### Required work
Write out all records as given; omit images.

(Stored dataset items)
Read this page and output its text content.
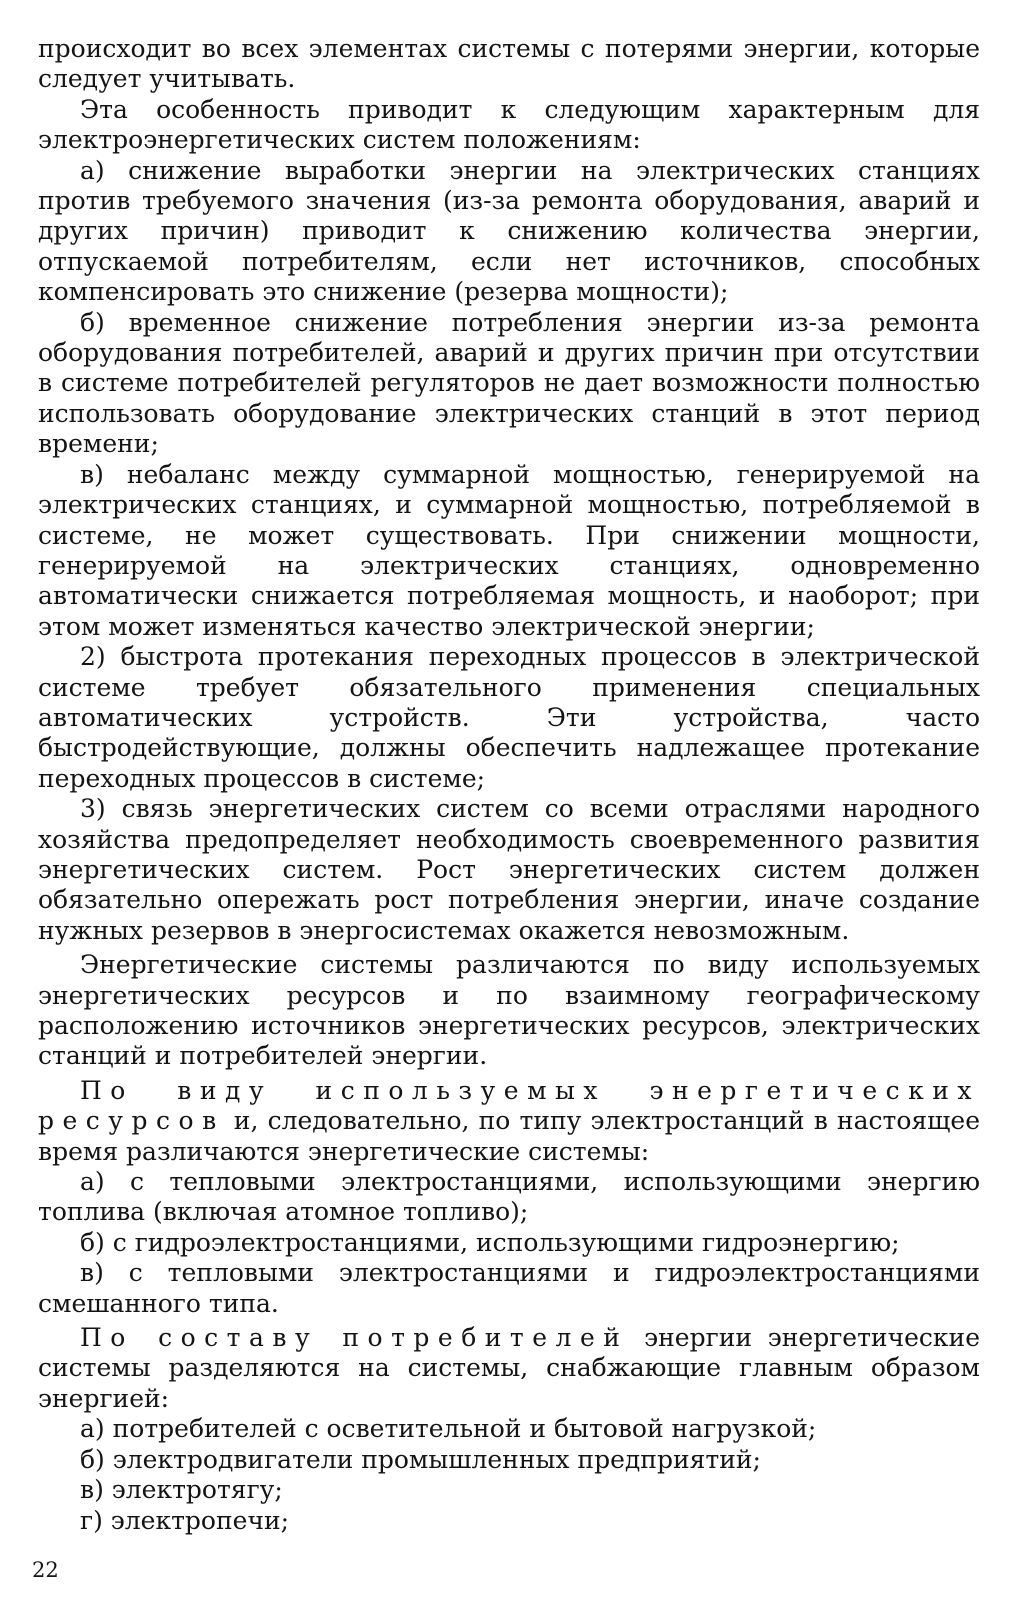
происходит во всех элементах системы с потерями энергии, которые следует учитывать.

Эта особенность приводит к следующим характерным для электроэнергетических систем положениям:

а) снижение выработки энергии на электрических станциях против требуемого значения (из-за ремонта оборудования, аварий и других причин) приводит к снижению количества энергии, отпускаемой потребителям, если нет источников, способных компенсировать это снижение (резерва мощности);

б) временное снижение потребления энергии из-за ремонта оборудования потребителей, аварий и других причин при отсутствии в системе потребителей регуляторов не дает возможности полностью использовать оборудование электрических станций в этот период времени;

в) небаланс между суммарной мощностью, генерируемой на электрических станциях, и суммарной мощностью, потребляемой в системе, не может существовать. При снижении мощности, генерируемой на электрических станциях, одновременно автоматически снижается потребляемая мощность, и наоборот; при этом может изменяться качество электрической энергии;

2) быстрота протекания переходных процессов в электрической системе требует обязательного применения специальных автоматических устройств. Эти устройства, часто быстродействующие, должны обеспечить надлежащее протекание переходных процессов в системе;

3) связь энергетических систем со всеми отраслями народного хозяйства предопределяет необходимость своевременного развития энергетических систем. Рост энергетических систем должен обязательно опережать рост потребления энергии, иначе создание нужных резервов в энергосистемах окажется невозможным.

Энергетические системы различаются по виду используемых энергетических ресурсов и по взаимному географическому расположению источников энергетических ресурсов, электрических станций и потребителей энергии.

По виду используемых энергетических ресурсов и, следовательно, по типу электростанций в настоящее время различаются энергетические системы:

а) с тепловыми электростанциями, использующими энергию топлива (включая атомное топливо);

б) с гидроэлектростанциями, использующими гидроэнергию;

в) с тепловыми электростанциями и гидроэлектростанциями смешанного типа.

По составу потребителей энергии энергетические системы разделяются на системы, снабжающие главным образом энергией:

а) потребителей с осветительной и бытовой нагрузкой;

б) электродвигатели промышленных предприятий;

в) электротягу;

г) электропечи;

22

### Solution for this task
Read this page and output its text content.
происходит во всех элементах системы с потерями энергии, которые следует учитывать.

Эта особенность приводит к следующим характерным для электроэнергетических систем положениям:

а) снижение выработки энергии на электрических станциях против требуемого значения (из-за ремонта оборудования, аварий и других причин) приводит к снижению количества энергии, отпускаемой потребителям, если нет источников, способных компенсировать это снижение (резерва мощности);

б) временное снижение потребления энергии из-за ремонта оборудования потребителей, аварий и других причин при отсутствии в системе потребителей регуляторов не дает возможности полностью использовать оборудование электрических станций в этот период времени;

в) небаланс между суммарной мощностью, генерируемой на электрических станциях, и суммарной мощностью, потребляемой в системе, не может существовать. При снижении мощности, генерируемой на электрических станциях, одновременно автоматически снижается потребляемая мощность, и наоборот; при этом может изменяться качество электрической энергии;

2) быстрота протекания переходных процессов в электрической системе требует обязательного применения специальных автоматических устройств. Эти устройства, часто быстродействующие, должны обеспечить надлежащее протекание переходных процессов в системе;

3) связь энергетических систем со всеми отраслями народного хозяйства предопределяет необходимость своевременного развития энергетических систем. Рост энергетических систем должен обязательно опережать рост потребления энергии, иначе создание нужных резервов в энергосистемах окажется невозможным.

Энергетические системы различаются по виду используемых энергетических ресурсов и по взаимному географическому расположению источников энергетических ресурсов, электрических станций и потребителей энергии.

По виду используемых энергетических ресурсов и, следовательно, по типу электростанций в настоящее время различаются энергетические системы:

а) с тепловыми электростанциями, использующими энергию топлива (включая атомное топливо);

б) с гидроэлектростанциями, использующими гидроэнергию;

в) с тепловыми электростанциями и гидроэлектростанциями смешанного типа.

По составу потребителей энергии энергетические системы разделяются на системы, снабжающие главным образом энергией:

а) потребителей с осветительной и бытовой нагрузкой;

б) электродвигатели промышленных предприятий;

в) электротягу;

г) электропечи;

22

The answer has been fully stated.